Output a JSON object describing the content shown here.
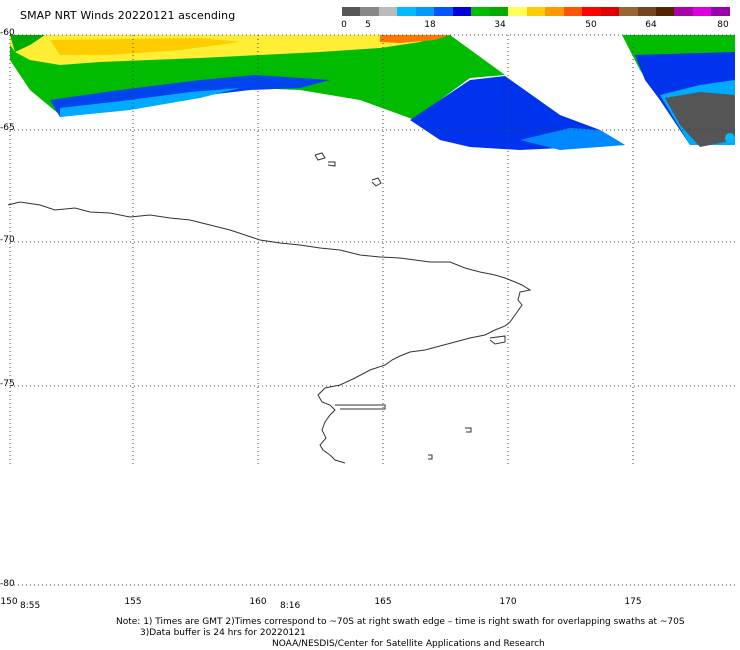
{
  "header": {
    "title": "SMAP NRT Winds 20220121 ascending"
  },
  "colorbar": {
    "tick_labels": [
      "0",
      "5",
      "18",
      "34",
      "50",
      "64",
      "80"
    ],
    "colors": [
      "#555555",
      "#888888",
      "#bbbbbb",
      "#00bbff",
      "#0099ff",
      "#0055ff",
      "#0000dd",
      "#00bb00",
      "#00aa00",
      "#ffff55",
      "#ffcc00",
      "#ff9900",
      "#ff5500",
      "#ff0000",
      "#dd0000",
      "#996633",
      "#774422",
      "#552200",
      "#aa00aa",
      "#dd00dd",
      "#9900aa"
    ]
  },
  "map": {
    "lat_labels": [
      "-60",
      "-65",
      "-70",
      "-75",
      "-80"
    ],
    "lon_labels": [
      "150",
      "155",
      "160",
      "165",
      "170",
      "175"
    ],
    "swath_times": [
      "8:55",
      "8:16"
    ]
  },
  "footer": {
    "note_line1": "Note: 1) Times are GMT 2)Times correspond to ~70S at right swath edge – time is right swath for overlapping swaths at ~70S",
    "note_line2": "3)Data buffer is 24 hrs for 20220121",
    "credit": "NOAA/NESDIS/Center for Satellite Applications and Research"
  }
}
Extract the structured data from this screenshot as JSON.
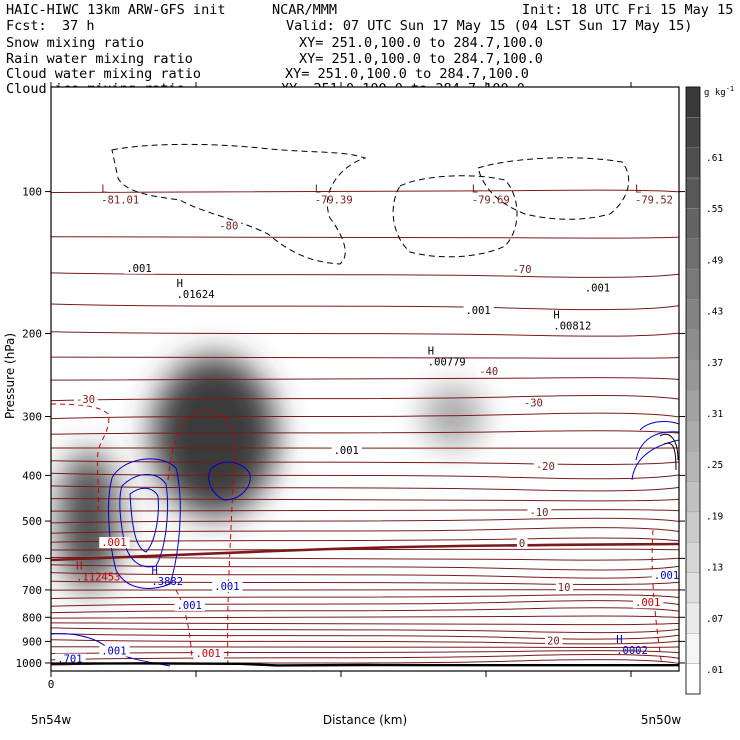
{
  "header": {
    "model": "HAIC-HIWC 13km ARW-GFS init",
    "org": "NCAR/MMM",
    "init": "Init: 18 UTC Fri 15 May 15",
    "fcst_label": "Fcst:",
    "fcst_value": "37 h",
    "valid": "Valid: 07 UTC Sun 17 May 15 (04 LST Sun 17 May 15)"
  },
  "fields": [
    {
      "name": "Snow mixing ratio",
      "color": "#000000",
      "xy": "XY= 251.0,100.0 to 284.7,100.0"
    },
    {
      "name": "Rain water mixing ratio",
      "color": "#cc0000",
      "xy": "XY= 251.0,100.0 to 284.7,100.0"
    },
    {
      "name": "Cloud water mixing ratio",
      "color": "#0000cc",
      "xy": "XY= 251.0,100.0 to 284.7,100.0"
    },
    {
      "name": "Cloud ice mixing ratio",
      "color": "#000000",
      "xy": "XY= 251.0,100.0 to 284.7,100.0"
    }
  ],
  "colors": {
    "temperature": "#7a1a1a",
    "rain": "#cc0000",
    "cloud_water": "#0000cc",
    "snow": "#000000",
    "ice_shade_max": "#3a3a3a",
    "frame": "#000000"
  },
  "chart_data": {
    "type": "heatmap",
    "xlabel": "Distance (km)",
    "ylabel": "Pressure (hPa)",
    "x_tick_labels": [
      "0"
    ],
    "x_end_labels": {
      "left": "5n54w",
      "right": "5n50w"
    },
    "y_scale": "log",
    "ylim": [
      1040,
      60
    ],
    "y_ticks": [
      100,
      200,
      300,
      400,
      500,
      600,
      700,
      800,
      900,
      1000
    ],
    "colorbar": {
      "unit": "g kg",
      "unit_exponent": "-1",
      "ticks": [
        ".01",
        ".07",
        ".13",
        ".19",
        ".25",
        ".31",
        ".37",
        ".43",
        ".49",
        ".55",
        ".61"
      ]
    },
    "temperature_contours": [
      {
        "label": "-80",
        "p": 118
      },
      {
        "label": "-70",
        "p": 146
      },
      {
        "label": "-40",
        "p": 240
      },
      {
        "label": "-30",
        "p": 280
      },
      {
        "label": "-20",
        "p": 382
      },
      {
        "label": "-10",
        "p": 478
      },
      {
        "label": "0",
        "p": 556
      },
      {
        "label": "10",
        "p": 690
      },
      {
        "label": "20",
        "p": 895
      }
    ],
    "extrema_labels": [
      {
        "type": "L",
        "value": "-81.01",
        "x": 0.08,
        "p": 106
      },
      {
        "type": "L",
        "value": "-79.39",
        "x": 0.42,
        "p": 106
      },
      {
        "type": "L",
        "value": "-79.69",
        "x": 0.67,
        "p": 106
      },
      {
        "type": "L",
        "value": "-79.52",
        "x": 0.93,
        "p": 106
      },
      {
        "type": "H",
        "value": ".01624",
        "x": 0.2,
        "p": 168
      },
      {
        "type": "H",
        "value": ".00779",
        "x": 0.6,
        "p": 234
      },
      {
        "type": "H",
        "value": ".00812",
        "x": 0.8,
        "p": 196
      },
      {
        "type": "H",
        "value": ".112453",
        "x": 0.04,
        "p": 668
      },
      {
        "type": "H",
        "value": ".3882",
        "x": 0.16,
        "p": 684
      },
      {
        "type": "H",
        "value": ".0002",
        "x": 0.9,
        "p": 958
      }
    ],
    "snow_contour_labels": [
      {
        "value": ".001",
        "x": 0.12,
        "p": 148
      },
      {
        "value": ".001",
        "x": 0.45,
        "p": 360
      },
      {
        "value": ".001",
        "x": 0.66,
        "p": 182
      },
      {
        "value": ".001",
        "x": 0.85,
        "p": 163
      }
    ],
    "rain_contour_labels": [
      {
        "value": ".001",
        "x": 0.08,
        "p": 565
      },
      {
        "value": ".001",
        "x": 0.23,
        "p": 972
      },
      {
        "value": ".001",
        "x": 0.93,
        "p": 758
      }
    ],
    "cloud_water_contour_labels": [
      {
        "value": ".001",
        "x": 0.26,
        "p": 700
      },
      {
        "value": ".001",
        "x": 0.2,
        "p": 768
      },
      {
        "value": ".001",
        "x": 0.08,
        "p": 960
      },
      {
        "value": ".701",
        "x": 0.01,
        "p": 998
      },
      {
        "value": ".001",
        "x": 0.96,
        "p": 663
      }
    ],
    "ice_blobs": [
      {
        "x": 0.26,
        "p": 330,
        "peak": 0.61
      },
      {
        "x": 0.06,
        "p": 500,
        "peak": 0.55
      },
      {
        "x": 0.64,
        "p": 300,
        "peak": 0.28
      }
    ],
    "terrain_pressure": [
      {
        "x": 0.0,
        "p": 1003
      },
      {
        "x": 0.15,
        "p": 1002
      },
      {
        "x": 0.3,
        "p": 1004
      },
      {
        "x": 0.36,
        "p": 1012
      },
      {
        "x": 0.5,
        "p": 1010
      },
      {
        "x": 0.7,
        "p": 1011
      },
      {
        "x": 1.0,
        "p": 1011
      }
    ]
  }
}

________________________________________

■ Goal ■
Return every line containing "init".

■ The completed task ■
    "model": "HAIC-HIWC 13km ARW-GFS init",
    "init": "Init: 18 UTC Fri 15 May 15",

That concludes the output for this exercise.